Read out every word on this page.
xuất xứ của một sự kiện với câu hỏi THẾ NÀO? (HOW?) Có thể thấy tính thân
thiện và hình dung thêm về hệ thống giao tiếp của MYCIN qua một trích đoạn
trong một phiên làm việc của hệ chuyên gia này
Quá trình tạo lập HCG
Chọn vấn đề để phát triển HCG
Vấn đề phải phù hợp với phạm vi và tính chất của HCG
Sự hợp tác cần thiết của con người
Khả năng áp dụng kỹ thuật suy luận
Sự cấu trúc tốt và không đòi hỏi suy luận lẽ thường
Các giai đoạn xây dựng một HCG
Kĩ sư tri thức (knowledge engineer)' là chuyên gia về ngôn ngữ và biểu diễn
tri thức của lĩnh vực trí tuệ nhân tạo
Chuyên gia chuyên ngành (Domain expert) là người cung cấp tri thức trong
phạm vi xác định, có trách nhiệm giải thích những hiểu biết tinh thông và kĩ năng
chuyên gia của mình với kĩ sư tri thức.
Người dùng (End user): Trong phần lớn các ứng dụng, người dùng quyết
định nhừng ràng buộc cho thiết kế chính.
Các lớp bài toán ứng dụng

────────

DIRECTIONS FOR THIS TASK
Collect each line above holding the string "năng".

THE RESPONSE
Khả năng áp dụng kỹ thuật suy luận
phạm vi xác định, có trách nhiệm giải thích những hiểu biết tinh thông và kĩ năng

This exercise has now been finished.